---------- Exercise materials ----------
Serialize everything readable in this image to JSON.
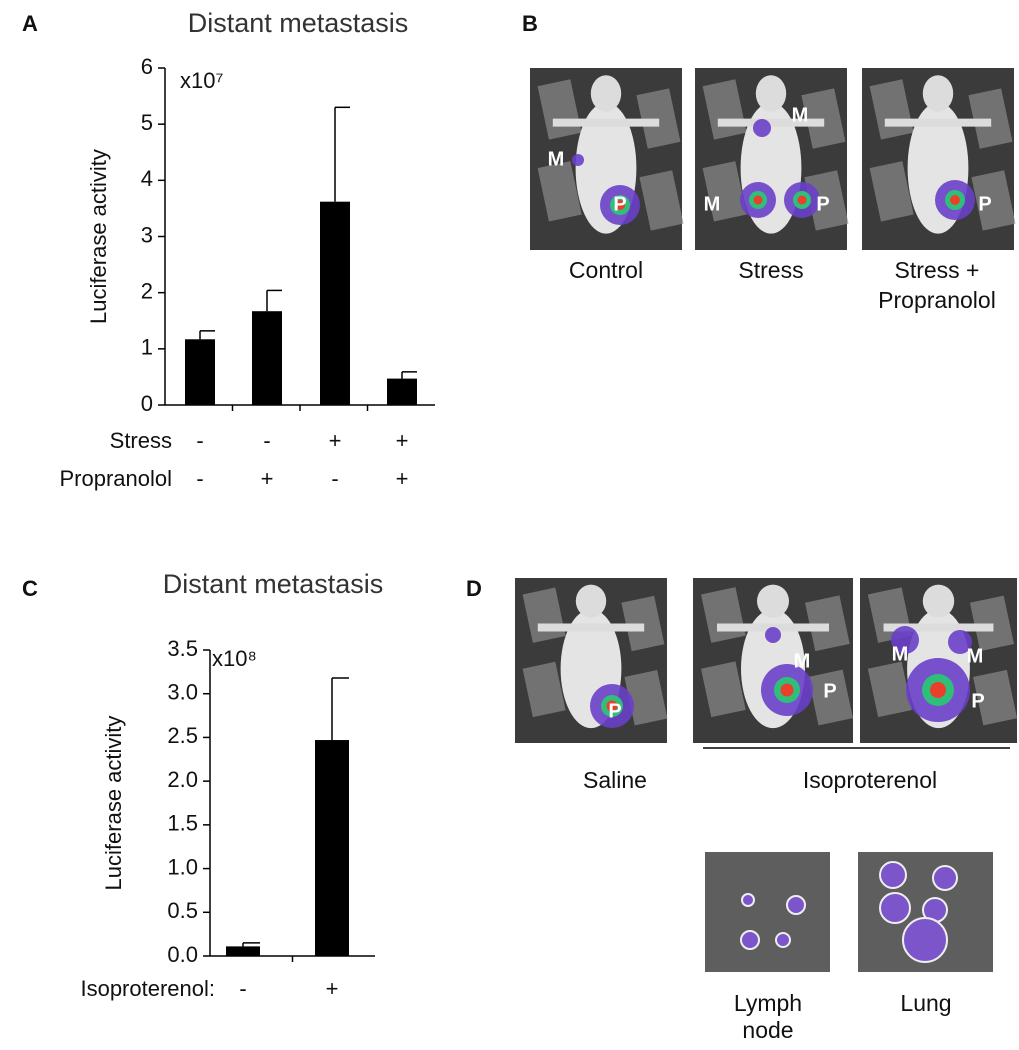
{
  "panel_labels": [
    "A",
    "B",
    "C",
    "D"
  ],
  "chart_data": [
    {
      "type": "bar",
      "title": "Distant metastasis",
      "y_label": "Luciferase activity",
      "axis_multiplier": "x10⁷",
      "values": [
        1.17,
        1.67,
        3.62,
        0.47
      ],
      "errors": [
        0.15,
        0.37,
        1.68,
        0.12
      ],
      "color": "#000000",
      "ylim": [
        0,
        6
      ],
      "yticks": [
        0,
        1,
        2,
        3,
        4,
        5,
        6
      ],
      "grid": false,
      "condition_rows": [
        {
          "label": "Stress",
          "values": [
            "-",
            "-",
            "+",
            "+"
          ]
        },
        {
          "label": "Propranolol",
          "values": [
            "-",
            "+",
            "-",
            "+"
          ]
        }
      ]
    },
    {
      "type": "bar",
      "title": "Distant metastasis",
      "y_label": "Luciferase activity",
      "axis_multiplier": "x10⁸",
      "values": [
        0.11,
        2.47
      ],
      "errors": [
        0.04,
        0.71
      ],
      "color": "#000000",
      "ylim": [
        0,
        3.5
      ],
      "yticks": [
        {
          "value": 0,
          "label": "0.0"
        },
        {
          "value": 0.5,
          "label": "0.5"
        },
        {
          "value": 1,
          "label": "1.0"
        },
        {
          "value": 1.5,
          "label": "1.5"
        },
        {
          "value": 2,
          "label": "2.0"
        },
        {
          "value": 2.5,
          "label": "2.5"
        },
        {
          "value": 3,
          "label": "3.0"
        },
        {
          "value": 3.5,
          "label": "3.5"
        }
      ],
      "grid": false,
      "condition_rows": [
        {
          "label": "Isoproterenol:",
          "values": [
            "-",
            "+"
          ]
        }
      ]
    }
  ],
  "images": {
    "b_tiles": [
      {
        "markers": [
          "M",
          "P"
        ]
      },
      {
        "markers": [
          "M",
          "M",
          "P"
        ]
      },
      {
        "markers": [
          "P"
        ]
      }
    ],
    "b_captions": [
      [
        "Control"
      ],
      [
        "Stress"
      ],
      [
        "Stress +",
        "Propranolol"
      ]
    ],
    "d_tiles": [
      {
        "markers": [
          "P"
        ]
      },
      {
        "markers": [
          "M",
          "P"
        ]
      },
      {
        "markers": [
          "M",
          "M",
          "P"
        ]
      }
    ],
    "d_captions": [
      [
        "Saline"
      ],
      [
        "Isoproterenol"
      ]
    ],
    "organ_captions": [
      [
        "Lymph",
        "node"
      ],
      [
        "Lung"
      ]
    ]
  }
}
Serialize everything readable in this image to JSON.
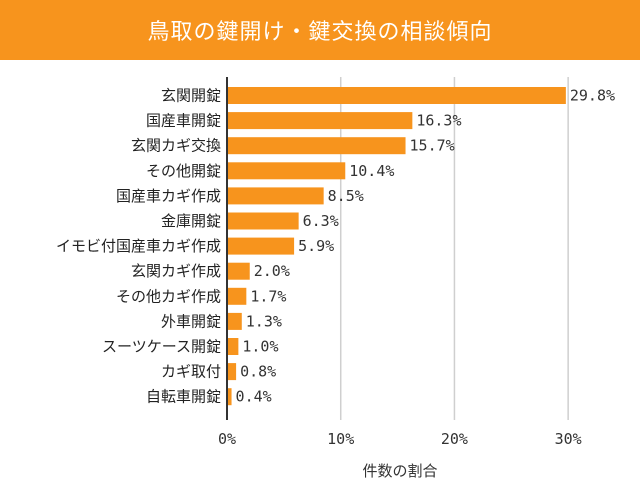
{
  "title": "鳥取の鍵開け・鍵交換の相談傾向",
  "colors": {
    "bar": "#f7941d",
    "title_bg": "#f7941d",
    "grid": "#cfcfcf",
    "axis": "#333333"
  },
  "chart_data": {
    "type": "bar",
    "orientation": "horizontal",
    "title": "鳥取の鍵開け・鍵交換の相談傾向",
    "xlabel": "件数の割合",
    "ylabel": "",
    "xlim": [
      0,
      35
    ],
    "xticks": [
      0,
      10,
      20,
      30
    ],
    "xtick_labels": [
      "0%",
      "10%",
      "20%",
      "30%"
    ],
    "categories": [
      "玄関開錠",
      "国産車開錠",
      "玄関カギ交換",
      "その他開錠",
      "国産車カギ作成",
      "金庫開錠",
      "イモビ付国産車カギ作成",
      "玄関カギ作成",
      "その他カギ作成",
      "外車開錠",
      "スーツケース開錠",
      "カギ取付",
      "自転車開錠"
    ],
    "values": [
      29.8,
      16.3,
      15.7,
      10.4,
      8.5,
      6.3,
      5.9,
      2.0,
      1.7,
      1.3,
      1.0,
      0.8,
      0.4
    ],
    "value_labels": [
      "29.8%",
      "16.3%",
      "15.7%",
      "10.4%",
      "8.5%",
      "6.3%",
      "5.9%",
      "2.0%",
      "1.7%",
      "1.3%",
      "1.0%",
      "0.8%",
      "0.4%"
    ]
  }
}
----------
▸ **Goal of the exercise**
Set down every record once more, word for word, without pictures.

▸ **Task result**
Serialize everything readable in this image to JSON.
{
  "panel_labels": [
    "A",
    "B",
    "C",
    "D"
  ],
  "chart_data": [
    {
      "type": "bar",
      "title": "Distant metastasis",
      "y_label": "Luciferase activity",
      "axis_multiplier": "x10⁷",
      "values": [
        1.17,
        1.67,
        3.62,
        0.47
      ],
      "errors": [
        0.15,
        0.37,
        1.68,
        0.12
      ],
      "color": "#000000",
      "ylim": [
        0,
        6
      ],
      "yticks": [
        0,
        1,
        2,
        3,
        4,
        5,
        6
      ],
      "grid": false,
      "condition_rows": [
        {
          "label": "Stress",
          "values": [
            "-",
            "-",
            "+",
            "+"
          ]
        },
        {
          "label": "Propranolol",
          "values": [
            "-",
            "+",
            "-",
            "+"
          ]
        }
      ]
    },
    {
      "type": "bar",
      "title": "Distant metastasis",
      "y_label": "Luciferase activity",
      "axis_multiplier": "x10⁸",
      "values": [
        0.11,
        2.47
      ],
      "errors": [
        0.04,
        0.71
      ],
      "color": "#000000",
      "ylim": [
        0,
        3.5
      ],
      "yticks": [
        {
          "value": 0,
          "label": "0.0"
        },
        {
          "value": 0.5,
          "label": "0.5"
        },
        {
          "value": 1,
          "label": "1.0"
        },
        {
          "value": 1.5,
          "label": "1.5"
        },
        {
          "value": 2,
          "label": "2.0"
        },
        {
          "value": 2.5,
          "label": "2.5"
        },
        {
          "value": 3,
          "label": "3.0"
        },
        {
          "value": 3.5,
          "label": "3.5"
        }
      ],
      "grid": false,
      "condition_rows": [
        {
          "label": "Isoproterenol:",
          "values": [
            "-",
            "+"
          ]
        }
      ]
    }
  ],
  "images": {
    "b_tiles": [
      {
        "markers": [
          "M",
          "P"
        ]
      },
      {
        "markers": [
          "M",
          "M",
          "P"
        ]
      },
      {
        "markers": [
          "P"
        ]
      }
    ],
    "b_captions": [
      [
        "Control"
      ],
      [
        "Stress"
      ],
      [
        "Stress +",
        "Propranolol"
      ]
    ],
    "d_tiles": [
      {
        "markers": [
          "P"
        ]
      },
      {
        "markers": [
          "M",
          "P"
        ]
      },
      {
        "markers": [
          "M",
          "M",
          "P"
        ]
      }
    ],
    "d_captions": [
      [
        "Saline"
      ],
      [
        "Isoproterenol"
      ]
    ],
    "organ_captions": [
      [
        "Lymph",
        "node"
      ],
      [
        "Lung"
      ]
    ]
  }
}
Serialize everything readable in this image to JSON.
{
  "title": "鳥取の鍵開け・鍵交換の相談傾向",
  "colors": {
    "bar": "#f7941d",
    "title_bg": "#f7941d",
    "grid": "#cfcfcf",
    "axis": "#333333"
  },
  "chart_data": {
    "type": "bar",
    "orientation": "horizontal",
    "title": "鳥取の鍵開け・鍵交換の相談傾向",
    "xlabel": "件数の割合",
    "ylabel": "",
    "xlim": [
      0,
      35
    ],
    "xticks": [
      0,
      10,
      20,
      30
    ],
    "xtick_labels": [
      "0%",
      "10%",
      "20%",
      "30%"
    ],
    "categories": [
      "玄関開錠",
      "国産車開錠",
      "玄関カギ交換",
      "その他開錠",
      "国産車カギ作成",
      "金庫開錠",
      "イモビ付国産車カギ作成",
      "玄関カギ作成",
      "その他カギ作成",
      "外車開錠",
      "スーツケース開錠",
      "カギ取付",
      "自転車開錠"
    ],
    "values": [
      29.8,
      16.3,
      15.7,
      10.4,
      8.5,
      6.3,
      5.9,
      2.0,
      1.7,
      1.3,
      1.0,
      0.8,
      0.4
    ],
    "value_labels": [
      "29.8%",
      "16.3%",
      "15.7%",
      "10.4%",
      "8.5%",
      "6.3%",
      "5.9%",
      "2.0%",
      "1.7%",
      "1.3%",
      "1.0%",
      "0.8%",
      "0.4%"
    ]
  }
}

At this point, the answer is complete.